### The task
Can you reproduce the financial statement notes, starting at "The Company, at" and stopping after "major financial institutions.", with "major" replaced by "large"?

Denville Scientific Inc.

Notes to Consolidated Financial Statements

Periods Ended June 30, 2008 and 2009 are Unaudited

 

 

 

  Concentration of Risk
  The Company has over 1,000 active customers, but no single customer represents greater than 4% and 4% of revenue for the year ended December 31, 2008 and the six months ended June 30, 2009, respectively.
  Financial instruments that potentially subject the Company to significant concentrations of credit risk consist principally of trade accounts receivable. The Company provides credit to customers on an unsecured basis after evaluating customer credit worthiness. Customers without sufficient credit worthiness may purchase items on a cash on delivery (“COD”) or prepaid basis.
  The Company, at times, has balances with financial institutions in excess of the Federal Deposit Insurance Coverage (“FDIC”) limit. The Company holds balances with major financial institutions.
  Property, Equipment and Depreciation
  Property and equipment are carried at cost, less accumulated depreciation, and include expenditures that increase the useful lives of existing assets. Maintenance and repairs are charged to current operations as incurred. Upon sale, retirement, or other disposition of these assets, the cost and related accumulated depreciation are removed from the respective accounts and any gain or loss on the disposition is included in Other income (expense), in the Statement of Operations.
  Long-Lived Assets
  The Company reviews long-lived assets for impairment under the guidance prescribed by “SFAS No. 144, Accounting for the Impairment or Disposal of Long-Lived Assets”. The Company recognizes impairment losses on long-lived assets when indicators of impairment are present and the undiscounted cash flows estimated to be generated by those assets are less than the assets’ carrying values. There were no impairment losses recognized during the periods ended December 31, 2008 and June 30, 2009.

 

F-11


Denville Scientific Inc.

Notes to Consolidated Financial Statements

Periods Ended June 30, 2008 and 2009 are Unaudited

 

 

 

  Fair Value of Financial Instruments
  Financial assets and liabilities reported in the Company’s Balance Sheets consist of cash, accounts receivable, prepaid expenses, accounts payable, and accrued expenses for which the carrying value approximates fair value due to the nature of these items.
  Shipping and Handling
  The Company reports shipping and handling costs as a component of cost of goods sold.

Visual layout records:
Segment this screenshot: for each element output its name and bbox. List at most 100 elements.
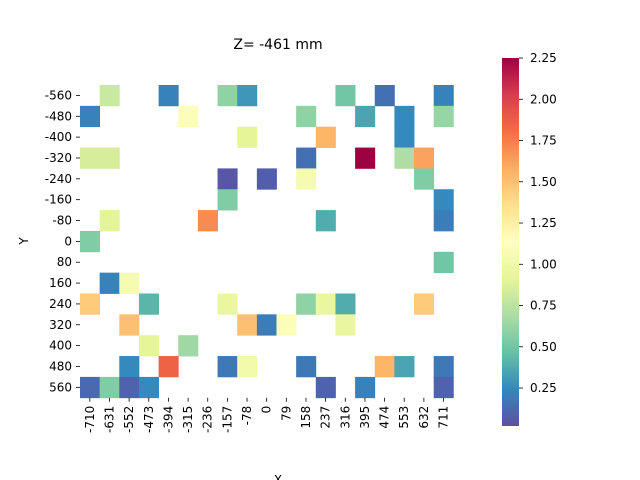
heatmap-cell	[178, 335, 199, 357]
heatmap-cell	[158, 356, 179, 378]
colorbar-tick-label: 2.00	[530, 92, 557, 106]
y-tick-label: -160	[45, 193, 72, 207]
heatmap-cell	[414, 147, 435, 169]
heatmap-cell	[433, 105, 454, 128]
x-tick-label: -473	[142, 406, 156, 433]
heatmap-cell	[335, 293, 356, 315]
y-tick-label: -320	[45, 151, 72, 165]
colorbar-tick-label: 2.25	[530, 51, 557, 65]
heatmap-cell	[217, 293, 238, 315]
heatmap-cell	[119, 376, 140, 399]
heatmap-cell	[217, 85, 238, 107]
heatmap-cell	[296, 168, 317, 190]
heatmap-cell	[433, 189, 454, 211]
heatmap-cell	[374, 356, 395, 378]
heatmap-cell	[80, 105, 101, 128]
heatmap-cell	[138, 293, 159, 315]
y-tick-label: 80	[57, 255, 72, 269]
heatmap-cell	[433, 251, 454, 274]
heatmap-cell	[99, 85, 120, 107]
x-tick-label: -236	[201, 406, 215, 433]
heatmap-cell	[374, 85, 395, 107]
x-tick-label: -710	[83, 406, 97, 433]
heatmap-cell	[138, 335, 159, 357]
heatmap-cell	[355, 376, 376, 399]
heatmap-cell	[80, 376, 101, 399]
heatmap-cell	[433, 85, 454, 107]
heatmap-cell	[237, 356, 258, 378]
x-tick-label: -78	[240, 406, 254, 426]
heatmap-cells	[80, 85, 454, 399]
heatmap-cell	[197, 210, 218, 232]
x-tick-label: 632	[417, 406, 431, 429]
heatmap-cell	[217, 356, 238, 378]
x-tick-label: 0	[260, 406, 274, 414]
colorbar-tick-label: 0.25	[530, 381, 557, 395]
x-tick-label: -552	[122, 406, 136, 433]
y-axis-label: Y	[17, 237, 31, 246]
heatmap-cell	[315, 126, 336, 148]
x-tick-label: 316	[338, 406, 352, 429]
heatmap-cell	[315, 210, 336, 232]
heatmap-cell	[433, 376, 454, 399]
heatmap-cell	[315, 293, 336, 315]
heatmap-cell	[217, 189, 238, 211]
heatmap-cell	[296, 147, 317, 169]
y-axis: -560 -480 -400 -320 -240 -160 -80 0 80 160 240 320 4…	[45, 88, 80, 394]
heatmap-cell	[138, 376, 159, 399]
chart-title: Z= -461 mm	[233, 37, 322, 53]
heatmap-cell	[335, 314, 356, 336]
heatmap-cell	[80, 293, 101, 315]
colorbar-tick-label: 1.75	[530, 134, 557, 148]
heatmap-cell	[119, 356, 140, 378]
colorbar-tick-label: 1.00	[530, 257, 557, 271]
y-tick-label: -80	[52, 214, 72, 228]
y-tick-label: 0	[64, 234, 72, 248]
heatmap-cell	[256, 168, 277, 190]
x-tick-label: 395	[358, 406, 372, 429]
y-tick-label: 320	[49, 318, 72, 332]
colorbar-tick-label: 0.50	[530, 340, 557, 354]
y-tick-label: 240	[49, 297, 72, 311]
heatmap-cell	[119, 314, 140, 336]
x-axis-label: X	[274, 473, 282, 480]
y-tick-label: -240	[45, 172, 72, 186]
y-tick-label: 560	[49, 380, 72, 394]
heatmap-cell	[217, 168, 238, 190]
heatmap-cell	[119, 272, 140, 294]
colorbar-tick-label: 1.50	[530, 175, 557, 189]
x-tick-label: -394	[161, 406, 175, 433]
heatmap-cell	[296, 105, 317, 128]
heatmap-cell	[355, 105, 376, 128]
x-tick-label: 474	[378, 406, 392, 429]
x-tick-label: 237	[319, 406, 333, 429]
heatmap-cell	[394, 147, 415, 169]
x-tick-label: -631	[102, 406, 116, 433]
heatmap-cell	[178, 105, 199, 128]
heatmap-cell	[237, 314, 258, 336]
heatmap-cell	[335, 85, 356, 107]
heatmap-cell	[394, 126, 415, 148]
y-tick-label: -480	[45, 109, 72, 123]
heatmap-cell	[276, 314, 297, 336]
colorbar	[502, 58, 519, 426]
y-tick-label: -400	[45, 130, 72, 144]
heatmap-cell	[355, 147, 376, 169]
x-tick-label: 158	[299, 406, 313, 429]
heatmap-cell	[80, 230, 101, 253]
heatmap-cell	[296, 356, 317, 378]
heatmap-cell	[256, 314, 277, 336]
heatmap-cell	[394, 356, 415, 378]
heatmap-cell	[80, 147, 101, 169]
heatmap-cell	[99, 376, 120, 399]
colorbar-axis: 0.25 0.50 0.75 1.00 1.25 1.50 1.75 2.00 2.25	[519, 51, 557, 395]
heatmap-cell	[315, 376, 336, 399]
y-tick-label: 160	[49, 276, 72, 290]
heatmap-cell	[99, 210, 120, 232]
x-tick-label: -157	[220, 406, 234, 433]
heatmap-cell	[433, 210, 454, 232]
x-axis: -710 -631 -552 -473 -394 -315 -236 -157 -78 0 79 15…	[83, 397, 451, 433]
y-tick-label: -560	[45, 88, 72, 102]
heatmap-cell	[394, 105, 415, 128]
x-tick-label: -315	[181, 406, 195, 433]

### Expected answer
The Company, at times, has balances with financial institutions in excess of the Federal Deposit Insurance Coverage (“FDIC”) limit. The Company holds balances with large financial institutions.